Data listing

------------------------------------------------------------

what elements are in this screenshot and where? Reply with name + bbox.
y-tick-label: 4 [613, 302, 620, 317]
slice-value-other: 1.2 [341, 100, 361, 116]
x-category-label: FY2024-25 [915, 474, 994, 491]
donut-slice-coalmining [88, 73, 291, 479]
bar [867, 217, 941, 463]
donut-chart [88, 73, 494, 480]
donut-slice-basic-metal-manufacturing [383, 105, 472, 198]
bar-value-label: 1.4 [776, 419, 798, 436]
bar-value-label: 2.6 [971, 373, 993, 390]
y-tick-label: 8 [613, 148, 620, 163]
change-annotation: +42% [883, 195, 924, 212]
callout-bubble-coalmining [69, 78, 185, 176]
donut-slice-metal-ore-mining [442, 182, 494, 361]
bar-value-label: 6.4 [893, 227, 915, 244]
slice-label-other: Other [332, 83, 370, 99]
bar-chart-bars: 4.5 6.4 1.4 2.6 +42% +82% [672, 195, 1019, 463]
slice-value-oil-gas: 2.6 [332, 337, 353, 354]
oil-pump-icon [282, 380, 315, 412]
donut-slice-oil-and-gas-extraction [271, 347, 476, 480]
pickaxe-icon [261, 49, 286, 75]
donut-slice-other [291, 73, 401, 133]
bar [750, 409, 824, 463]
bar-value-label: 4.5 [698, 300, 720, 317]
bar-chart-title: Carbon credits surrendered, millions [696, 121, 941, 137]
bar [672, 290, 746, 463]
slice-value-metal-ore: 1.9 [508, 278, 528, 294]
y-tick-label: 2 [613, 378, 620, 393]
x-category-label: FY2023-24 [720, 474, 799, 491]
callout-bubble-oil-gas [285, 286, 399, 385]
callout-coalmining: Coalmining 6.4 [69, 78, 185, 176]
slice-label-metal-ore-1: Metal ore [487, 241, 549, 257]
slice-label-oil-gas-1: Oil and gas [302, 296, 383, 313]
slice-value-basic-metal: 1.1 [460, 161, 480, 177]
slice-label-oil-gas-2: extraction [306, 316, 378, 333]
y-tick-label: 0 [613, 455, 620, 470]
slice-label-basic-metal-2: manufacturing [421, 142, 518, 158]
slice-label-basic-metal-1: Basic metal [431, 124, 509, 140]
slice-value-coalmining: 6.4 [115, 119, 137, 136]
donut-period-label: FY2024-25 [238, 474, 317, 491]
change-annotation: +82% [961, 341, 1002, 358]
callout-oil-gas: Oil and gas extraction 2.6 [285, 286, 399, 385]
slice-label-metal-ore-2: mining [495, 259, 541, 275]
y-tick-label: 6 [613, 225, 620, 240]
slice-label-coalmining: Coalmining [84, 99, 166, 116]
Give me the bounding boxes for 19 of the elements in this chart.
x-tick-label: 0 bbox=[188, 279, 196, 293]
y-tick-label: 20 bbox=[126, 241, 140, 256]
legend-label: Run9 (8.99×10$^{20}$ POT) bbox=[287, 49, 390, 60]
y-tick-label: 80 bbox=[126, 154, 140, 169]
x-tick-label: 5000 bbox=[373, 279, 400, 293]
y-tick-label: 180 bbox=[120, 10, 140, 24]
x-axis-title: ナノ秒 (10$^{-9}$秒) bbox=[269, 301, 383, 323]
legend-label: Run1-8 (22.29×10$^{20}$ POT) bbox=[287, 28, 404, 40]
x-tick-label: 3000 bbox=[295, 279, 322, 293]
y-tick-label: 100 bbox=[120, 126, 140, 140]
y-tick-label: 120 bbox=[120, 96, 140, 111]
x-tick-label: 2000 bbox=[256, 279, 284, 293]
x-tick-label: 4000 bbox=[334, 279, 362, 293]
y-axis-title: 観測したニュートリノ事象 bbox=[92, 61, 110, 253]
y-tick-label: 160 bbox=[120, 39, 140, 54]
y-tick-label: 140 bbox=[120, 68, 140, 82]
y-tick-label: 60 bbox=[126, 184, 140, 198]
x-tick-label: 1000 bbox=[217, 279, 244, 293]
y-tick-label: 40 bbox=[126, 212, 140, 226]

------------------------------------------------------------

BRIEF
Put every line of the data listing into a JSON array of strings, one string per line, with blank lines omitted.

COMPLETE ANSWER
[
  "what elements are in this screenshot and where? Reply with name + bbox.",
  "y-tick-label: 4 [613, 302, 620, 317]",
  "slice-value-other: 1.2 [341, 100, 361, 116]",
  "x-category-label: FY2024-25 [915, 474, 994, 491]",
  "donut-slice-coalmining [88, 73, 291, 479]",
  "bar [867, 217, 941, 463]",
  "donut-chart [88, 73, 494, 480]",
  "donut-slice-basic-metal-manufacturing [383, 105, 472, 198]",
  "bar-value-label: 1.4 [776, 419, 798, 436]",
  "bar-value-label: 2.6 [971, 373, 993, 390]",
  "y-tick-label: 8 [613, 148, 620, 163]",
  "change-annotation: +42% [883, 195, 924, 212]",
  "callout-bubble-coalmining [69, 78, 185, 176]",
  "donut-slice-metal-ore-mining [442, 182, 494, 361]",
  "bar-value-label: 6.4 [893, 227, 915, 244]",
  "slice-label-other: Other [332, 83, 370, 99]",
  "bar-chart-bars: 4.5 6.4 1.4 2.6 +42% +82% [672, 195, 1019, 463]",
  "slice-value-oil-gas: 2.6 [332, 337, 353, 354]",
  "oil-pump-icon [282, 380, 315, 412]",
  "donut-slice-oil-and-gas-extraction [271, 347, 476, 480]",
  "pickaxe-icon [261, 49, 286, 75]",
  "donut-slice-other [291, 73, 401, 133]",
  "bar [750, 409, 824, 463]",
  "bar-value-label: 4.5 [698, 300, 720, 317]",
  "bar-chart-title: Carbon credits surrendered, millions [696, 121, 941, 137]",
  "bar [672, 290, 746, 463]",
  "slice-value-metal-ore: 1.9 [508, 278, 528, 294]",
  "y-tick-label: 2 [613, 378, 620, 393]",
  "x-category-label: FY2023-24 [720, 474, 799, 491]",
  "callout-bubble-oil-gas [285, 286, 399, 385]",
  "callout-coalmining: Coalmining 6.4 [69, 78, 185, 176]",
  "slice-label-metal-ore-1: Metal ore [487, 241, 549, 257]",
  "slice-label-oil-gas-1: Oil and gas [302, 296, 383, 313]",
  "slice-value-basic-metal: 1.1 [460, 161, 480, 177]",
  "slice-label-oil-gas-2: extraction [306, 316, 378, 333]",
  "y-tick-label: 0 [613, 455, 620, 470]",
  "slice-label-basic-metal-2: manufacturing [421, 142, 518, 158]",
  "slice-label-basic-metal-1: Basic metal [431, 124, 509, 140]",
  "slice-value-coalmining: 6.4 [115, 119, 137, 136]",
  "donut-period-label: FY2024-25 [238, 474, 317, 491]",
  "change-annotation: +82% [961, 341, 1002, 358]",
  "callout-oil-gas: Oil and gas extraction 2.6 [285, 286, 399, 385]",
  "slice-label-metal-ore-2: mining [495, 259, 541, 275]",
  "y-tick-label: 6 [613, 225, 620, 240]",
  "slice-label-coalmining: Coalmining [84, 99, 166, 116]",
  "Give me the bounding boxes for 19 of the elements in this chart.",
  "x-tick-label: 0 bbox=[188, 279, 196, 293]",
  "y-tick-label: 20 bbox=[126, 241, 140, 256]",
  "legend-label: Run9 (8.99×10$^{20}$ POT) bbox=[287, 49, 390, 60]",
  "y-tick-label: 80 bbox=[126, 154, 140, 169]",
  "x-tick-label: 5000 bbox=[373, 279, 400, 293]",
  "y-tick-label: 180 bbox=[120, 10, 140, 24]",
  "x-axis-title: ナノ秒 (10$^{-9}$秒) bbox=[269, 301, 383, 323]",
  "legend-label: Run1-8 (22.29×10$^{20}$ POT) bbox=[287, 28, 404, 40]",
  "x-tick-label: 3000 bbox=[295, 279, 322, 293]",
  "y-tick-label: 100 bbox=[120, 126, 140, 140]",
  "y-tick-label: 120 bbox=[120, 96, 140, 111]",
  "x-tick-label: 2000 bbox=[256, 279, 284, 293]",
  "x-tick-label: 4000 bbox=[334, 279, 362, 293]",
  "y-axis-title: 観測したニュートリノ事象 bbox=[92, 61, 110, 253]",
  "y-tick-label: 160 bbox=[120, 39, 140, 54]",
  "y-tick-label: 140 bbox=[120, 68, 140, 82]",
  "y-tick-label: 60 bbox=[126, 184, 140, 198]",
  "x-tick-label: 1000 bbox=[217, 279, 244, 293]",
  "y-tick-label: 40 bbox=[126, 212, 140, 226]"
]